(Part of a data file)

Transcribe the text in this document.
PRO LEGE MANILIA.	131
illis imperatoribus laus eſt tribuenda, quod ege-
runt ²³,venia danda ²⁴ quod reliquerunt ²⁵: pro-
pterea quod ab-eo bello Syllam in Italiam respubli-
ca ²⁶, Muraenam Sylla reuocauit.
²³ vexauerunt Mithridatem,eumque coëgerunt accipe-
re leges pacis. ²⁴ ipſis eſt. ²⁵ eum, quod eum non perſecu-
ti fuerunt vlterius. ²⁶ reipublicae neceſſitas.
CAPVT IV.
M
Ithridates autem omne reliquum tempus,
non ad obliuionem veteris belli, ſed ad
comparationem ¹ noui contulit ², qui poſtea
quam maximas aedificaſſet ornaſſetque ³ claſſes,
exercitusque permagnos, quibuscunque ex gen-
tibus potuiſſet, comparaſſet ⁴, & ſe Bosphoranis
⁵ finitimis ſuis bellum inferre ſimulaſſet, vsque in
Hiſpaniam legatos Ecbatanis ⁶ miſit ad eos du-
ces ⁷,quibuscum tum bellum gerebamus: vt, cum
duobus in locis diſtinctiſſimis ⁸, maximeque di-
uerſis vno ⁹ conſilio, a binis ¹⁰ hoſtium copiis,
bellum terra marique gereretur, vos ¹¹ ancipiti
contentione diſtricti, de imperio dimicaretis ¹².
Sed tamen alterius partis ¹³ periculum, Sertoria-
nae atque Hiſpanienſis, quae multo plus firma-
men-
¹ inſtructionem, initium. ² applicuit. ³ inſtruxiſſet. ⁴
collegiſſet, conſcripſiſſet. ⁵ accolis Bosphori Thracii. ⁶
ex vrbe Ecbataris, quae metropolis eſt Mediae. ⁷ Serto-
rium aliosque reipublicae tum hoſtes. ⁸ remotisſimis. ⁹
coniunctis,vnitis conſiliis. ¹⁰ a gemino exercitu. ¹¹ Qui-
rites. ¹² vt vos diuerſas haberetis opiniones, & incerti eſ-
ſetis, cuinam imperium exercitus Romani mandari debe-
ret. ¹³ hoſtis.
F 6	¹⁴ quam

*To do*:
Transcribe every entry verbatim.

*Written reply*:
Transcribe the text in this document.
PRO LEGE MANILIA.	131
illis imperatoribus laus eſt tribuenda, quod ege-
runt ²³,venia danda ²⁴ quod reliquerunt ²⁵: pro-
pterea quod ab-eo bello Syllam in Italiam respubli-
ca ²⁶, Muraenam Sylla reuocauit.
²³ vexauerunt Mithridatem,eumque coëgerunt accipe-
re leges pacis. ²⁴ ipſis eſt. ²⁵ eum, quod eum non perſecu-
ti fuerunt vlterius. ²⁶ reipublicae neceſſitas.
CAPVT IV.
M
Ithridates autem omne reliquum tempus,
non ad obliuionem veteris belli, ſed ad
comparationem ¹ noui contulit ², qui poſtea
quam maximas aedificaſſet ornaſſetque ³ claſſes,
exercitusque permagnos, quibuscunque ex gen-
tibus potuiſſet, comparaſſet ⁴, & ſe Bosphoranis
⁵ finitimis ſuis bellum inferre ſimulaſſet, vsque in
Hiſpaniam legatos Ecbatanis ⁶ miſit ad eos du-
ces ⁷,quibuscum tum bellum gerebamus: vt, cum
duobus in locis diſtinctiſſimis ⁸, maximeque di-
uerſis vno ⁹ conſilio, a binis ¹⁰ hoſtium copiis,
bellum terra marique gereretur, vos ¹¹ ancipiti
contentione diſtricti, de imperio dimicaretis ¹².
Sed tamen alterius partis ¹³ periculum, Sertoria-
nae atque Hiſpanienſis, quae multo plus firma-
men-
¹ inſtructionem, initium. ² applicuit. ³ inſtruxiſſet. ⁴
collegiſſet, conſcripſiſſet. ⁵ accolis Bosphori Thracii. ⁶
ex vrbe Ecbataris, quae metropolis eſt Mediae. ⁷ Serto-
rium aliosque reipublicae tum hoſtes. ⁸ remotisſimis. ⁹
coniunctis,vnitis conſiliis. ¹⁰ a gemino exercitu. ¹¹ Qui-
rites. ¹² vt vos diuerſas haberetis opiniones, & incerti eſ-
ſetis, cuinam imperium exercitus Romani mandari debe-
ret. ¹³ hoſtis.
F 6	¹⁴ quam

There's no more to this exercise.